• Exercise directions: Here are some records. Copy each one exactly.

--- BEGIN ---

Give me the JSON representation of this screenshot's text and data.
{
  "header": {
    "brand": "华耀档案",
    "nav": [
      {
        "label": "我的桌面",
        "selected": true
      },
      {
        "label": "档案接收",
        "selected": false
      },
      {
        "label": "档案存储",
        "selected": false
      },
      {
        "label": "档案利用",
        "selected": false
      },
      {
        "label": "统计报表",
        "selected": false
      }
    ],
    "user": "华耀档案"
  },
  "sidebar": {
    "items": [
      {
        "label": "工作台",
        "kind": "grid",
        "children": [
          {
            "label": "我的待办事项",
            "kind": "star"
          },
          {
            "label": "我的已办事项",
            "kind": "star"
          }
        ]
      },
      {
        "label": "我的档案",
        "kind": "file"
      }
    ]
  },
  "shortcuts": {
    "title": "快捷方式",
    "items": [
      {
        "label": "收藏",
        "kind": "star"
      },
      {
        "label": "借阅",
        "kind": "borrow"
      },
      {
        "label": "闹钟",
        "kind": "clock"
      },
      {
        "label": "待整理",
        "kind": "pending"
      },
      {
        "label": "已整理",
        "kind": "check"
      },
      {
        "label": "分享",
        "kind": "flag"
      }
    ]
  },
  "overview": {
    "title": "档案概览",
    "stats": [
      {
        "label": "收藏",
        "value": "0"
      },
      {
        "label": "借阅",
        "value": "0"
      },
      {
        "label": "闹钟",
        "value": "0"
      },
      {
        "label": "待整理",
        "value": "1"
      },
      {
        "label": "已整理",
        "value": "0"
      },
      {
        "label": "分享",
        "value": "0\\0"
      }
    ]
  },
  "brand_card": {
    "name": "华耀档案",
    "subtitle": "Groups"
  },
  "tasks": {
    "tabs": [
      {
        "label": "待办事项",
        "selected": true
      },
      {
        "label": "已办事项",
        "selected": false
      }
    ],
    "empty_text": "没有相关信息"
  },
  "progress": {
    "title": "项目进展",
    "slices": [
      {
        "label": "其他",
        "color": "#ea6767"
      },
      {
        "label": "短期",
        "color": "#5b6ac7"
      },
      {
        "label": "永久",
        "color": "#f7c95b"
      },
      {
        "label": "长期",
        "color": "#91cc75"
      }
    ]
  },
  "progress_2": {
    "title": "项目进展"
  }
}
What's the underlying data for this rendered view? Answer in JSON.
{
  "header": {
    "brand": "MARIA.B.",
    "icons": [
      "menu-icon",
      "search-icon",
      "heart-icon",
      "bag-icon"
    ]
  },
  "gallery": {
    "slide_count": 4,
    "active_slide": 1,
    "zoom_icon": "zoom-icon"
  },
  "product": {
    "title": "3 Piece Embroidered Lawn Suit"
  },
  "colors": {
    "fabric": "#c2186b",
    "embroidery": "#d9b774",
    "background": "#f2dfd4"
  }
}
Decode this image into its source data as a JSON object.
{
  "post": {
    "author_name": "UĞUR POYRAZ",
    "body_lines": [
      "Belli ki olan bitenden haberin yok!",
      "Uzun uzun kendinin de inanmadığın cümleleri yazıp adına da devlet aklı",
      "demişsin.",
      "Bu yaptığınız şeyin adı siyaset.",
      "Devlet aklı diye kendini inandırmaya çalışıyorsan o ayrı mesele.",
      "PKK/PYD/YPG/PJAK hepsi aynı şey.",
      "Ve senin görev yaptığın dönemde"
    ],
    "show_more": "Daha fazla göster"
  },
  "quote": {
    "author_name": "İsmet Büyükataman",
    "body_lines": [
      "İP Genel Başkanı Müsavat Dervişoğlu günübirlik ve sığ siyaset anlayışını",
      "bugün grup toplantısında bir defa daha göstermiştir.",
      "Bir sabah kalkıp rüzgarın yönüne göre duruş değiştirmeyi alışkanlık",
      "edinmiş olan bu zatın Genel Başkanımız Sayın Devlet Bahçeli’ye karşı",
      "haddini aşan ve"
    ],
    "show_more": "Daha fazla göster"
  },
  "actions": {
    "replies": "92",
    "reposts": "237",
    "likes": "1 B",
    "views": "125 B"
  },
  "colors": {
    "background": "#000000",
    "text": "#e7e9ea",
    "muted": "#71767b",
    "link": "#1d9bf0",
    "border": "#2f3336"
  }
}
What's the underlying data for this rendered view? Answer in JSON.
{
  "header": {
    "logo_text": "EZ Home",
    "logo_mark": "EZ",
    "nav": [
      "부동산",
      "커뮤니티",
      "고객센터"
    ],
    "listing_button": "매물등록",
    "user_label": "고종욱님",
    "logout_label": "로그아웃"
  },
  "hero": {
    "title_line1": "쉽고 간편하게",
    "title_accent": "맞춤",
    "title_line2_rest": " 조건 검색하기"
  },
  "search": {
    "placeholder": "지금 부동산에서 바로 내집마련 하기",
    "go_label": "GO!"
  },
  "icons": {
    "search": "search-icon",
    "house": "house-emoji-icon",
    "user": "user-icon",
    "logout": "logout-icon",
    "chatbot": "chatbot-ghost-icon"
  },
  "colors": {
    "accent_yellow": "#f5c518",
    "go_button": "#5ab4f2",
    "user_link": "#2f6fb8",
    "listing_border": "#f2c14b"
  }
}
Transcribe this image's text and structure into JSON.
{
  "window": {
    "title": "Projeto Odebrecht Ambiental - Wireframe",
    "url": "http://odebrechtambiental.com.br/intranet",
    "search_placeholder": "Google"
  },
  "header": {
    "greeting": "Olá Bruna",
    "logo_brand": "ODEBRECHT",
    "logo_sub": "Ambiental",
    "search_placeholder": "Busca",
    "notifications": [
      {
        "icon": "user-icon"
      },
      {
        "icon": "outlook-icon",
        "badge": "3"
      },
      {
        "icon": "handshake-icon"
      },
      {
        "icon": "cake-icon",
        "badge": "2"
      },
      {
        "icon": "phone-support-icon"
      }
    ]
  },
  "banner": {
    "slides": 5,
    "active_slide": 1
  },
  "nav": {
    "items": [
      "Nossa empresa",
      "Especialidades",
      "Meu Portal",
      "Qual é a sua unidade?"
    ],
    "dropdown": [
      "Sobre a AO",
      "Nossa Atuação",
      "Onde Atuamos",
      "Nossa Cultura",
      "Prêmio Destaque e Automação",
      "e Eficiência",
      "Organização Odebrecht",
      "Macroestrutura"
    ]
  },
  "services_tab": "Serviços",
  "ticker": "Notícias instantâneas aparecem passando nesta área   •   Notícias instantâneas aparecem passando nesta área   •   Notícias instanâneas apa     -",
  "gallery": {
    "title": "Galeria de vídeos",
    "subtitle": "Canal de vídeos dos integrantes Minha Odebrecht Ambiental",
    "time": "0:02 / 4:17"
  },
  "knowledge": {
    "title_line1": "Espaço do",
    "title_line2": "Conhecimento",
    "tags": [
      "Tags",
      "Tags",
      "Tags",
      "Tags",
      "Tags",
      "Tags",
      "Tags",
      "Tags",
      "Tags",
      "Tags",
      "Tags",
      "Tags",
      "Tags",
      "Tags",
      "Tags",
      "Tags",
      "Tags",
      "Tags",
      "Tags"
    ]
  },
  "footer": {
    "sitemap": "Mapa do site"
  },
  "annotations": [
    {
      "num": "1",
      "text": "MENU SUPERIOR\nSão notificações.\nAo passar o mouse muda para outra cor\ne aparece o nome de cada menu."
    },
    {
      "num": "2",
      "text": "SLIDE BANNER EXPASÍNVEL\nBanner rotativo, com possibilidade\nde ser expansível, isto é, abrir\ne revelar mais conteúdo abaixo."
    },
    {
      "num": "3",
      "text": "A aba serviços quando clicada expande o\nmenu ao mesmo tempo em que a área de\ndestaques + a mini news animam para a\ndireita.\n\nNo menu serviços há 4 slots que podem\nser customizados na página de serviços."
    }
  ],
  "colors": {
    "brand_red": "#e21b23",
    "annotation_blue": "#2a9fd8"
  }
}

--- END ---

• Output for this task:
Give me the JSON representation of this screenshot's text and data.
{
  "header": {
    "brand": "华耀档案",
    "nav": [
      {
        "label": "我的桌面",
        "selected": true
      },
      {
        "label": "档案接收",
        "selected": false
      },
      {
        "label": "档案存储",
        "selected": false
      },
      {
        "label": "档案利用",
        "selected": false
      },
      {
        "label": "统计报表",
        "selected": false
      }
    ],
    "user": "华耀档案"
  },
  "sidebar": {
    "items": [
      {
        "label": "工作台",
        "kind": "grid",
        "children": [
          {
            "label": "我的待办事项",
            "kind": "star"
          },
          {
            "label": "我的已办事项",
            "kind": "star"
          }
        ]
      },
      {
        "label": "我的档案",
        "kind": "file"
      }
    ]
  },
  "shortcuts": {
    "title": "快捷方式",
    "items": [
      {
        "label": "收藏",
        "kind": "star"
      },
      {
        "label": "借阅",
        "kind": "borrow"
      },
      {
        "label": "闹钟",
        "kind": "clock"
      },
      {
        "label": "待整理",
        "kind": "pending"
      },
      {
        "label": "已整理",
        "kind": "check"
      },
      {
        "label": "分享",
        "kind": "flag"
      }
    ]
  },
  "overview": {
    "title": "档案概览",
    "stats": [
      {
        "label": "收藏",
        "value": "0"
      },
      {
        "label": "借阅",
        "value": "0"
      },
      {
        "label": "闹钟",
        "value": "0"
      },
      {
        "label": "待整理",
        "value": "1"
      },
      {
        "label": "已整理",
        "value": "0"
      },
      {
        "label": "分享",
        "value": "0\\0"
      }
    ]
  },
  "brand_card": {
    "name": "华耀档案",
    "subtitle": "Groups"
  },
  "tasks": {
    "tabs": [
      {
        "label": "待办事项",
        "selected": true
      },
      {
        "label": "已办事项",
        "selected": false
      }
    ],
    "empty_text": "没有相关信息"
  },
  "progress": {
    "title": "项目进展",
    "slices": [
      {
        "label": "其他",
        "color": "#ea6767"
      },
      {
        "label": "短期",
        "color": "#5b6ac7"
      },
      {
        "label": "永久",
        "color": "#f7c95b"
      },
      {
        "label": "长期",
        "color": "#91cc75"
      }
    ]
  },
  "progress_2": {
    "title": "项目进展"
  }
}
What's the underlying data for this rendered view? Answer in JSON.
{
  "header": {
    "brand": "MARIA.B.",
    "icons": [
      "menu-icon",
      "search-icon",
      "heart-icon",
      "bag-icon"
    ]
  },
  "gallery": {
    "slide_count": 4,
    "active_slide": 1,
    "zoom_icon": "zoom-icon"
  },
  "product": {
    "title": "3 Piece Embroidered Lawn Suit"
  },
  "colors": {
    "fabric": "#c2186b",
    "embroidery": "#d9b774",
    "background": "#f2dfd4"
  }
}
Decode this image into its source data as a JSON object.
{
  "post": {
    "author_name": "UĞUR POYRAZ",
    "body_lines": [
      "Belli ki olan bitenden haberin yok!",
      "Uzun uzun kendinin de inanmadığın cümleleri yazıp adına da devlet aklı",
      "demişsin.",
      "Bu yaptığınız şeyin adı siyaset.",
      "Devlet aklı diye kendini inandırmaya çalışıyorsan o ayrı mesele.",
      "PKK/PYD/YPG/PJAK hepsi aynı şey.",
      "Ve senin görev yaptığın dönemde"
    ],
    "show_more": "Daha fazla göster"
  },
  "quote": {
    "author_name": "İsmet Büyükataman",
    "body_lines": [
      "İP Genel Başkanı Müsavat Dervişoğlu günübirlik ve sığ siyaset anlayışını",
      "bugün grup toplantısında bir defa daha göstermiştir.",
      "Bir sabah kalkıp rüzgarın yönüne göre duruş değiştirmeyi alışkanlık",
      "edinmiş olan bu zatın Genel Başkanımız Sayın Devlet Bahçeli’ye karşı",
      "haddini aşan ve"
    ],
    "show_more": "Daha fazla göster"
  },
  "actions": {
    "replies": "92",
    "reposts": "237",
    "likes": "1 B",
    "views": "125 B"
  },
  "colors": {
    "background": "#000000",
    "text": "#e7e9ea",
    "muted": "#71767b",
    "link": "#1d9bf0",
    "border": "#2f3336"
  }
}
What's the underlying data for this rendered view? Answer in JSON.
{
  "header": {
    "logo_text": "EZ Home",
    "logo_mark": "EZ",
    "nav": [
      "부동산",
      "커뮤니티",
      "고객센터"
    ],
    "listing_button": "매물등록",
    "user_label": "고종욱님",
    "logout_label": "로그아웃"
  },
  "hero": {
    "title_line1": "쉽고 간편하게",
    "title_accent": "맞춤",
    "title_line2_rest": " 조건 검색하기"
  },
  "search": {
    "placeholder": "지금 부동산에서 바로 내집마련 하기",
    "go_label": "GO!"
  },
  "icons": {
    "search": "search-icon",
    "house": "house-emoji-icon",
    "user": "user-icon",
    "logout": "logout-icon",
    "chatbot": "chatbot-ghost-icon"
  },
  "colors": {
    "accent_yellow": "#f5c518",
    "go_button": "#5ab4f2",
    "user_link": "#2f6fb8",
    "listing_border": "#f2c14b"
  }
}
Transcribe this image's text and structure into JSON.
{
  "window": {
    "title": "Projeto Odebrecht Ambiental - Wireframe",
    "url": "http://odebrechtambiental.com.br/intranet",
    "search_placeholder": "Google"
  },
  "header": {
    "greeting": "Olá Bruna",
    "logo_brand": "ODEBRECHT",
    "logo_sub": "Ambiental",
    "search_placeholder": "Busca",
    "notifications": [
      {
        "icon": "user-icon"
      },
      {
        "icon": "outlook-icon",
        "badge": "3"
      },
      {
        "icon": "handshake-icon"
      },
      {
        "icon": "cake-icon",
        "badge": "2"
      },
      {
        "icon": "phone-support-icon"
      }
    ]
  },
  "banner": {
    "slides": 5,
    "active_slide": 1
  },
  "nav": {
    "items": [
      "Nossa empresa",
      "Especialidades",
      "Meu Portal",
      "Qual é a sua unidade?"
    ],
    "dropdown": [
      "Sobre a AO",
      "Nossa Atuação",
      "Onde Atuamos",
      "Nossa Cultura",
      "Prêmio Destaque e Automação",
      "e Eficiência",
      "Organização Odebrecht",
      "Macroestrutura"
    ]
  },
  "services_tab": "Serviços",
  "ticker": "Notícias instantâneas aparecem passando nesta área   •   Notícias instantâneas aparecem passando nesta área   •   Notícias instanâneas apa     -",
  "gallery": {
    "title": "Galeria de vídeos",
    "subtitle": "Canal de vídeos dos integrantes Minha Odebrecht Ambiental",
    "time": "0:02 / 4:17"
  },
  "knowledge": {
    "title_line1": "Espaço do",
    "title_line2": "Conhecimento",
    "tags": [
      "Tags",
      "Tags",
      "Tags",
      "Tags",
      "Tags",
      "Tags",
      "Tags",
      "Tags",
      "Tags",
      "Tags",
      "Tags",
      "Tags",
      "Tags",
      "Tags",
      "Tags",
      "Tags",
      "Tags",
      "Tags",
      "Tags"
    ]
  },
  "footer": {
    "sitemap": "Mapa do site"
  },
  "annotations": [
    {
      "num": "1",
      "text": "MENU SUPERIOR\nSão notificações.\nAo passar o mouse muda para outra cor\ne aparece o nome de cada menu."
    },
    {
      "num": "2",
      "text": "SLIDE BANNER EXPASÍNVEL\nBanner rotativo, com possibilidade\nde ser expansível, isto é, abrir\ne revelar mais conteúdo abaixo."
    },
    {
      "num": "3",
      "text": "A aba serviços quando clicada expande o\nmenu ao mesmo tempo em que a área de\ndestaques + a mini news animam para a\ndireita.\n\nNo menu serviços há 4 slots que podem\nser customizados na página de serviços."
    }
  ],
  "colors": {
    "brand_red": "#e21b23",
    "annotation_blue": "#2a9fd8"
  }
}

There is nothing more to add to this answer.